**JOB:**
Go through the data below and gather each line containing "this".

Records from a data collection:
###
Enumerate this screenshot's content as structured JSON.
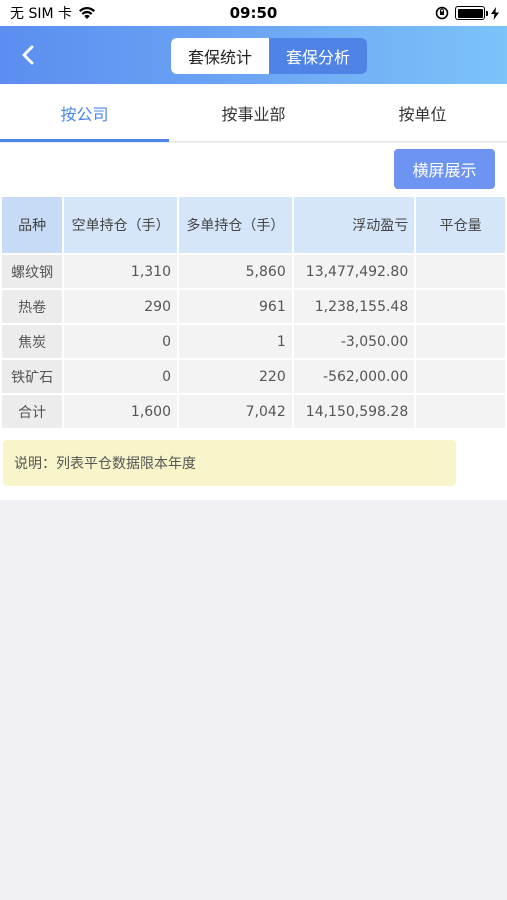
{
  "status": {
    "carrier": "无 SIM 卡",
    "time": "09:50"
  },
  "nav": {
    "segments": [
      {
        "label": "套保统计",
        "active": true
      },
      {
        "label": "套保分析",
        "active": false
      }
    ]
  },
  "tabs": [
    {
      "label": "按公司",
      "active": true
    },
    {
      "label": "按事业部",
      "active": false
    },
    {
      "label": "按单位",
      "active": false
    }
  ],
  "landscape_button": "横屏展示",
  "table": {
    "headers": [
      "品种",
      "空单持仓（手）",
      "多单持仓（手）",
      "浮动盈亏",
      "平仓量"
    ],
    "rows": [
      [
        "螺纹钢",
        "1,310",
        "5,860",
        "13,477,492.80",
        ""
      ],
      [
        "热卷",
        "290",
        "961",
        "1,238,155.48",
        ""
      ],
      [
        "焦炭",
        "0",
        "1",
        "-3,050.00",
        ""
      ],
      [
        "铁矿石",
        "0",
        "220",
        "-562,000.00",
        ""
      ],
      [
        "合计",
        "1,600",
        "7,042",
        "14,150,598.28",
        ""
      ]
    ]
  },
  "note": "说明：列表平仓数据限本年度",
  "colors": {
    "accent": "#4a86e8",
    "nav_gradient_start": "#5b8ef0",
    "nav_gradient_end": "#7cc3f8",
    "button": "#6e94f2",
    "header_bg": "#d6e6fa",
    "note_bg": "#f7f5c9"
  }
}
###
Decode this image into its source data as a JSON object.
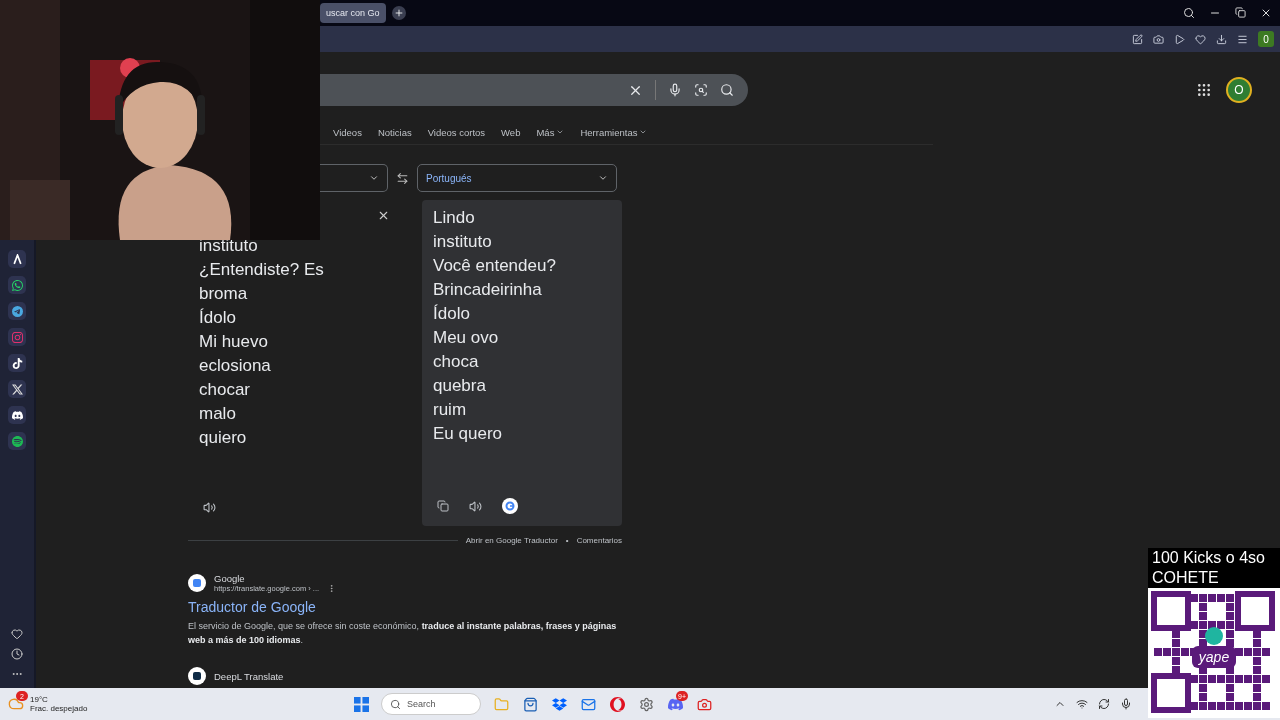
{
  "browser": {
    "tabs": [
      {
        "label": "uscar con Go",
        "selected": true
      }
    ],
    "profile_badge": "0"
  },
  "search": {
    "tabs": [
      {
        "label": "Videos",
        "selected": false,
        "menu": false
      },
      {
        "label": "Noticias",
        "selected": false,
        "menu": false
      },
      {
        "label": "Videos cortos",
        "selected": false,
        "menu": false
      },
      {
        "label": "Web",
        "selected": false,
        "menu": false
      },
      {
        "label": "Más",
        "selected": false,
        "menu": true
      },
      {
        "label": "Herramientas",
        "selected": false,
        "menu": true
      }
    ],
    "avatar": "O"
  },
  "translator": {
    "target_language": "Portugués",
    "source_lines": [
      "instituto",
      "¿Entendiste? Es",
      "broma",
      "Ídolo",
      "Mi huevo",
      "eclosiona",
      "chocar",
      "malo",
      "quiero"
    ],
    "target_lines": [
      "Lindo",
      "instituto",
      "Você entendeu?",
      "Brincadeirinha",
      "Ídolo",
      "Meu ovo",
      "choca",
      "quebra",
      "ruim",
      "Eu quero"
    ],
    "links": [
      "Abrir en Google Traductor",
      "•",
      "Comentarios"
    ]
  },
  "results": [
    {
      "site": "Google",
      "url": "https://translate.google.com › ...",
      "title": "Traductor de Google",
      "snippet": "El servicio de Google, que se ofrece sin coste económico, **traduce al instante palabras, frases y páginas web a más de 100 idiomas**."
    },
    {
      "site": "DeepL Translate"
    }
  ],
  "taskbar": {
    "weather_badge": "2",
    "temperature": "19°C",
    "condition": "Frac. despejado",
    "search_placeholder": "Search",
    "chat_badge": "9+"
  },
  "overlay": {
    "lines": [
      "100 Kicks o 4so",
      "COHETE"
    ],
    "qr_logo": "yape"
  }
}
###
**OUTPUT OF THE EXERCISE:**
Enumerate this screenshot's content as structured JSON.
Decode this image into its source data as a JSON object.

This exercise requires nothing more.